START Records provided

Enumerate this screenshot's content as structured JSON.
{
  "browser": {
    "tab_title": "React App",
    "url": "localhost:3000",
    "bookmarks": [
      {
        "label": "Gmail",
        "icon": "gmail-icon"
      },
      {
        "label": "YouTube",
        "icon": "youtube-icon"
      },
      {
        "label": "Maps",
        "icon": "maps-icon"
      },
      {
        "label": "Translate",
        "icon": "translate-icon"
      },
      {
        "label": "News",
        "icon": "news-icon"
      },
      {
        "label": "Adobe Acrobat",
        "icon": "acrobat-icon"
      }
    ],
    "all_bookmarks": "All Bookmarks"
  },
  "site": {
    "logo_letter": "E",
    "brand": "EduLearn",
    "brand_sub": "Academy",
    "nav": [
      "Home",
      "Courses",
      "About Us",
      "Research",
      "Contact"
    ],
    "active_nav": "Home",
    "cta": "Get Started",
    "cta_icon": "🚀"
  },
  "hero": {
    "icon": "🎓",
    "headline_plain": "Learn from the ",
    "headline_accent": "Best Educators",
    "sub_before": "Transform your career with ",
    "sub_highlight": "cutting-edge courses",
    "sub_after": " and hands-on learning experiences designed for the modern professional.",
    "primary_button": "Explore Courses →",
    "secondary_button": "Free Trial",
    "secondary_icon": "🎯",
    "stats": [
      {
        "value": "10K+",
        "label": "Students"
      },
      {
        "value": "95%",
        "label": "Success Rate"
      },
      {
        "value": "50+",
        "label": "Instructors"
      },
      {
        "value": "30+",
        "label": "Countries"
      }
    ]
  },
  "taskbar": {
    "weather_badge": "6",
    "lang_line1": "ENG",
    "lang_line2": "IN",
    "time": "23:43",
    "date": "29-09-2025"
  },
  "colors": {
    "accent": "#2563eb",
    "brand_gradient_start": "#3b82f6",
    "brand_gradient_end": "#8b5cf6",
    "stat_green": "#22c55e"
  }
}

END Records provided

*Your objective*.
Word for word, restate all of the data shown above.

*Exercise output*.
Enumerate this screenshot's content as structured JSON.
{
  "browser": {
    "tab_title": "React App",
    "url": "localhost:3000",
    "bookmarks": [
      {
        "label": "Gmail",
        "icon": "gmail-icon"
      },
      {
        "label": "YouTube",
        "icon": "youtube-icon"
      },
      {
        "label": "Maps",
        "icon": "maps-icon"
      },
      {
        "label": "Translate",
        "icon": "translate-icon"
      },
      {
        "label": "News",
        "icon": "news-icon"
      },
      {
        "label": "Adobe Acrobat",
        "icon": "acrobat-icon"
      }
    ],
    "all_bookmarks": "All Bookmarks"
  },
  "site": {
    "logo_letter": "E",
    "brand": "EduLearn",
    "brand_sub": "Academy",
    "nav": [
      "Home",
      "Courses",
      "About Us",
      "Research",
      "Contact"
    ],
    "active_nav": "Home",
    "cta": "Get Started",
    "cta_icon": "🚀"
  },
  "hero": {
    "icon": "🎓",
    "headline_plain": "Learn from the ",
    "headline_accent": "Best Educators",
    "sub_before": "Transform your career with ",
    "sub_highlight": "cutting-edge courses",
    "sub_after": " and hands-on learning experiences designed for the modern professional.",
    "primary_button": "Explore Courses →",
    "secondary_button": "Free Trial",
    "secondary_icon": "🎯",
    "stats": [
      {
        "value": "10K+",
        "label": "Students"
      },
      {
        "value": "95%",
        "label": "Success Rate"
      },
      {
        "value": "50+",
        "label": "Instructors"
      },
      {
        "value": "30+",
        "label": "Countries"
      }
    ]
  },
  "taskbar": {
    "weather_badge": "6",
    "lang_line1": "ENG",
    "lang_line2": "IN",
    "time": "23:43",
    "date": "29-09-2025"
  },
  "colors": {
    "accent": "#2563eb",
    "brand_gradient_start": "#3b82f6",
    "brand_gradient_end": "#8b5cf6",
    "stat_green": "#22c55e"
  }
}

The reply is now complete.